Directive:
Retype the listing that follows, exactly as written.

[START OF Raw data]

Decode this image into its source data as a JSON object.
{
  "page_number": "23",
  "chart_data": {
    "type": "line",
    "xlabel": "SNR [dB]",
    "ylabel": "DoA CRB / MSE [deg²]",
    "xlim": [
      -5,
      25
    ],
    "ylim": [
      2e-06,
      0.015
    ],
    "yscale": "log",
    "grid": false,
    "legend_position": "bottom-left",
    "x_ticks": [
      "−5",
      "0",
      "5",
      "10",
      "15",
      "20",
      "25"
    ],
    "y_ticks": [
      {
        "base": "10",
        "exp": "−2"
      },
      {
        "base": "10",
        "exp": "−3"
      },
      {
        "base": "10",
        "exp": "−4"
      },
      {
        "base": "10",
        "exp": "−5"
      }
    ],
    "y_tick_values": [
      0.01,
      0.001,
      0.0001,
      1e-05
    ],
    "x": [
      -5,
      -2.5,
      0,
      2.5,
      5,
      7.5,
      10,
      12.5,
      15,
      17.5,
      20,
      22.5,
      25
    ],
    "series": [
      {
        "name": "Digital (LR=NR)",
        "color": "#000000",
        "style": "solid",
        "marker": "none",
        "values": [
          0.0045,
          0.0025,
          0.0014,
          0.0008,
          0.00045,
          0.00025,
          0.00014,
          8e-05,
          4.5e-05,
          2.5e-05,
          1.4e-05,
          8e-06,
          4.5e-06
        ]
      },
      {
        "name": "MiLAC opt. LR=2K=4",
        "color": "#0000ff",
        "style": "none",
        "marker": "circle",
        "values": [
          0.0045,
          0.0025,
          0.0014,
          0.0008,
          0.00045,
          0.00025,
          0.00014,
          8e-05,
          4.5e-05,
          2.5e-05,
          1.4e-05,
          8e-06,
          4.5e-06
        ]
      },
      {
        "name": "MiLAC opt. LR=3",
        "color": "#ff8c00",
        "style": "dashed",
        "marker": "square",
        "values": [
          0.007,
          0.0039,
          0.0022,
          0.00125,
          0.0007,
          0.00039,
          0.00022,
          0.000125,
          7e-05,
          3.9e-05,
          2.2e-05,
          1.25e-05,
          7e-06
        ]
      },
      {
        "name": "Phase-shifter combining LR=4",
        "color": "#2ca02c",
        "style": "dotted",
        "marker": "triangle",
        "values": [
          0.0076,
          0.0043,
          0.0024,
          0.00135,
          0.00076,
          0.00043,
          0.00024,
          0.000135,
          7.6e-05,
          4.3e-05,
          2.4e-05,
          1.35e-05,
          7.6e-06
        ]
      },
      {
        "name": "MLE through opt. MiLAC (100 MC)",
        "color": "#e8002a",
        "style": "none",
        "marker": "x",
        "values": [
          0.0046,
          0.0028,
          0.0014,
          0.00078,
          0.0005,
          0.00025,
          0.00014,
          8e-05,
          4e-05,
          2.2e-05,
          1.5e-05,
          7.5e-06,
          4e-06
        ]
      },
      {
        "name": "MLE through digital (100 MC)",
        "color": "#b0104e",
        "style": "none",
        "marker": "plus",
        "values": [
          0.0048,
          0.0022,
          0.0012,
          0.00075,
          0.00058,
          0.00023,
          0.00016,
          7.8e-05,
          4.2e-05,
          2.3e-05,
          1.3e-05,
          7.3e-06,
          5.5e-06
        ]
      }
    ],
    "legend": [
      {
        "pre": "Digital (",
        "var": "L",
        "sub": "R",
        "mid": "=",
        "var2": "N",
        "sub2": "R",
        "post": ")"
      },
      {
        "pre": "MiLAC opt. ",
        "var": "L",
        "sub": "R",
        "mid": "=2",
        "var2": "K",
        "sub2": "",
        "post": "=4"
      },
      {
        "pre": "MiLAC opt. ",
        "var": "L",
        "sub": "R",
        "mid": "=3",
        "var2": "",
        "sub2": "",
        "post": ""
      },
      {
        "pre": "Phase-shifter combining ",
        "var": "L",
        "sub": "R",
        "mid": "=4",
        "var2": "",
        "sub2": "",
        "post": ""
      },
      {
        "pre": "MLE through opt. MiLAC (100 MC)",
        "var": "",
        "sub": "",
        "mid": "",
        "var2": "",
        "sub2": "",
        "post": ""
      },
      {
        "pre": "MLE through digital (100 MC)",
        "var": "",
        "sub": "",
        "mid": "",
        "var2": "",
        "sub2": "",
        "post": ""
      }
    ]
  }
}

[END OF Raw data]

Finished task:
Decode this image into its source data as a JSON object.
{
  "page_number": "23",
  "chart_data": {
    "type": "line",
    "xlabel": "SNR [dB]",
    "ylabel": "DoA CRB / MSE [deg²]",
    "xlim": [
      -5,
      25
    ],
    "ylim": [
      2e-06,
      0.015
    ],
    "yscale": "log",
    "grid": false,
    "legend_position": "bottom-left",
    "x_ticks": [
      "−5",
      "0",
      "5",
      "10",
      "15",
      "20",
      "25"
    ],
    "y_ticks": [
      {
        "base": "10",
        "exp": "−2"
      },
      {
        "base": "10",
        "exp": "−3"
      },
      {
        "base": "10",
        "exp": "−4"
      },
      {
        "base": "10",
        "exp": "−5"
      }
    ],
    "y_tick_values": [
      0.01,
      0.001,
      0.0001,
      1e-05
    ],
    "x": [
      -5,
      -2.5,
      0,
      2.5,
      5,
      7.5,
      10,
      12.5,
      15,
      17.5,
      20,
      22.5,
      25
    ],
    "series": [
      {
        "name": "Digital (LR=NR)",
        "color": "#000000",
        "style": "solid",
        "marker": "none",
        "values": [
          0.0045,
          0.0025,
          0.0014,
          0.0008,
          0.00045,
          0.00025,
          0.00014,
          8e-05,
          4.5e-05,
          2.5e-05,
          1.4e-05,
          8e-06,
          4.5e-06
        ]
      },
      {
        "name": "MiLAC opt. LR=2K=4",
        "color": "#0000ff",
        "style": "none",
        "marker": "circle",
        "values": [
          0.0045,
          0.0025,
          0.0014,
          0.0008,
          0.00045,
          0.00025,
          0.00014,
          8e-05,
          4.5e-05,
          2.5e-05,
          1.4e-05,
          8e-06,
          4.5e-06
        ]
      },
      {
        "name": "MiLAC opt. LR=3",
        "color": "#ff8c00",
        "style": "dashed",
        "marker": "square",
        "values": [
          0.007,
          0.0039,
          0.0022,
          0.00125,
          0.0007,
          0.00039,
          0.00022,
          0.000125,
          7e-05,
          3.9e-05,
          2.2e-05,
          1.25e-05,
          7e-06
        ]
      },
      {
        "name": "Phase-shifter combining LR=4",
        "color": "#2ca02c",
        "style": "dotted",
        "marker": "triangle",
        "values": [
          0.0076,
          0.0043,
          0.0024,
          0.00135,
          0.00076,
          0.00043,
          0.00024,
          0.000135,
          7.6e-05,
          4.3e-05,
          2.4e-05,
          1.35e-05,
          7.6e-06
        ]
      },
      {
        "name": "MLE through opt. MiLAC (100 MC)",
        "color": "#e8002a",
        "style": "none",
        "marker": "x",
        "values": [
          0.0046,
          0.0028,
          0.0014,
          0.00078,
          0.0005,
          0.00025,
          0.00014,
          8e-05,
          4e-05,
          2.2e-05,
          1.5e-05,
          7.5e-06,
          4e-06
        ]
      },
      {
        "name": "MLE through digital (100 MC)",
        "color": "#b0104e",
        "style": "none",
        "marker": "plus",
        "values": [
          0.0048,
          0.0022,
          0.0012,
          0.00075,
          0.00058,
          0.00023,
          0.00016,
          7.8e-05,
          4.2e-05,
          2.3e-05,
          1.3e-05,
          7.3e-06,
          5.5e-06
        ]
      }
    ],
    "legend": [
      {
        "pre": "Digital (",
        "var": "L",
        "sub": "R",
        "mid": "=",
        "var2": "N",
        "sub2": "R",
        "post": ")"
      },
      {
        "pre": "MiLAC opt. ",
        "var": "L",
        "sub": "R",
        "mid": "=2",
        "var2": "K",
        "sub2": "",
        "post": "=4"
      },
      {
        "pre": "MiLAC opt. ",
        "var": "L",
        "sub": "R",
        "mid": "=3",
        "var2": "",
        "sub2": "",
        "post": ""
      },
      {
        "pre": "Phase-shifter combining ",
        "var": "L",
        "sub": "R",
        "mid": "=4",
        "var2": "",
        "sub2": "",
        "post": ""
      },
      {
        "pre": "MLE through opt. MiLAC (100 MC)",
        "var": "",
        "sub": "",
        "mid": "",
        "var2": "",
        "sub2": "",
        "post": ""
      },
      {
        "pre": "MLE through digital (100 MC)",
        "var": "",
        "sub": "",
        "mid": "",
        "var2": "",
        "sub2": "",
        "post": ""
      }
    ]
  }
}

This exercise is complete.